### Problem requirements
Search the data for the string "足利市役所商業にぎわい課" and gather each line it is in.

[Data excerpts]
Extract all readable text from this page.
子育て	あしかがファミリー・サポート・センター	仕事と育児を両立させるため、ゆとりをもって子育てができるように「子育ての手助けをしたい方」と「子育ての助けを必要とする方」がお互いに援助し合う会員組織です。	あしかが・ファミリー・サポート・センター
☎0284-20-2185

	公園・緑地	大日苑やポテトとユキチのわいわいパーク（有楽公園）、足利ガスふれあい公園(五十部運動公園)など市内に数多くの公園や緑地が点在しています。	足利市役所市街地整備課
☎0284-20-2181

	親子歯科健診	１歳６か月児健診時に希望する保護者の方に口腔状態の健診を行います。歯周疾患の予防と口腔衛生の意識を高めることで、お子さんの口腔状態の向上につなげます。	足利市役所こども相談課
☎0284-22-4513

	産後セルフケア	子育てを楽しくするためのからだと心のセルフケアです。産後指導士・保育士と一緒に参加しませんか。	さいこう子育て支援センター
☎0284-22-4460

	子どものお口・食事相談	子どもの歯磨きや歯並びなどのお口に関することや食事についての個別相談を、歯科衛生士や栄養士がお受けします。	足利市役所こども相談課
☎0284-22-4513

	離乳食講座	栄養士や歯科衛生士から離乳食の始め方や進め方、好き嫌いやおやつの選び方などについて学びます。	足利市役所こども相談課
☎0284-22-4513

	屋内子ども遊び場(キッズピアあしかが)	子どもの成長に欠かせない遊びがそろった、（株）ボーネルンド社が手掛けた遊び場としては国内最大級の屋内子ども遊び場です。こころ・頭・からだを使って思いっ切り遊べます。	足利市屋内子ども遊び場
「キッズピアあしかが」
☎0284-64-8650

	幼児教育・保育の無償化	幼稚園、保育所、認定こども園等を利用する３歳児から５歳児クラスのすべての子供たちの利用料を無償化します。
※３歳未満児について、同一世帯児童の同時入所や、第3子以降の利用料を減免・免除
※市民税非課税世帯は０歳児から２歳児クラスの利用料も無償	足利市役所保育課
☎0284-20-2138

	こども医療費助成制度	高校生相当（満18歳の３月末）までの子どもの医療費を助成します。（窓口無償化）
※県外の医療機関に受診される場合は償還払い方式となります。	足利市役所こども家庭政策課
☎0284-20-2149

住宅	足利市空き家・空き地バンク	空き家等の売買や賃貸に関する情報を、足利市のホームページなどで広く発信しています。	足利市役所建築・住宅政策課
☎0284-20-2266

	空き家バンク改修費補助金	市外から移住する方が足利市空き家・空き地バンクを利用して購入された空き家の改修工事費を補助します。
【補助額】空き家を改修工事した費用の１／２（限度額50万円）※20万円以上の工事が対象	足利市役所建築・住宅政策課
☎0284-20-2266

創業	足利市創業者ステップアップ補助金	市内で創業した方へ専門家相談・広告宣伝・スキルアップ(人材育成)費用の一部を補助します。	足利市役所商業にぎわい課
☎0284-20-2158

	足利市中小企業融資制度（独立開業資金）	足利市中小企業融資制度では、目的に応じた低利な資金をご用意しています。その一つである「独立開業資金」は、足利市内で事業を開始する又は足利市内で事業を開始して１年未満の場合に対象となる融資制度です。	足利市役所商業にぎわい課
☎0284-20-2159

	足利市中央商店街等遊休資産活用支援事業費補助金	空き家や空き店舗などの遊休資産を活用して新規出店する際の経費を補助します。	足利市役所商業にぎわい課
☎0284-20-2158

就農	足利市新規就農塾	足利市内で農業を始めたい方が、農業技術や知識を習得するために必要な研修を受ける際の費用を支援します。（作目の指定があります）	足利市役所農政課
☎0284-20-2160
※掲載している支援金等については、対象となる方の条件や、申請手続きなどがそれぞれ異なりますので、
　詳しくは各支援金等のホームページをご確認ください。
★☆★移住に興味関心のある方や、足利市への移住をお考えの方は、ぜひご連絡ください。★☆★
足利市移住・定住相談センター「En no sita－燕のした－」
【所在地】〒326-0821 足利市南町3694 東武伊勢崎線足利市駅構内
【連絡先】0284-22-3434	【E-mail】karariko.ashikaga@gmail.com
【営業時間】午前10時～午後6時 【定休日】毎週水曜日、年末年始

### Full response
創業	足利市創業者ステップアップ補助金	市内で創業した方へ専門家相談・広告宣伝・スキルアップ(人材育成)費用の一部を補助します。	足利市役所商業にぎわい課
	足利市中小企業融資制度（独立開業資金）	足利市中小企業融資制度では、目的に応じた低利な資金をご用意しています。その一つである「独立開業資金」は、足利市内で事業を開始する又は足利市内で事業を開始して１年未満の場合に対象となる融資制度です。	足利市役所商業にぎわい課
	足利市中央商店街等遊休資産活用支援事業費補助金	空き家や空き店舗などの遊休資産を活用して新規出店する際の経費を補助します。	足利市役所商業にぎわい課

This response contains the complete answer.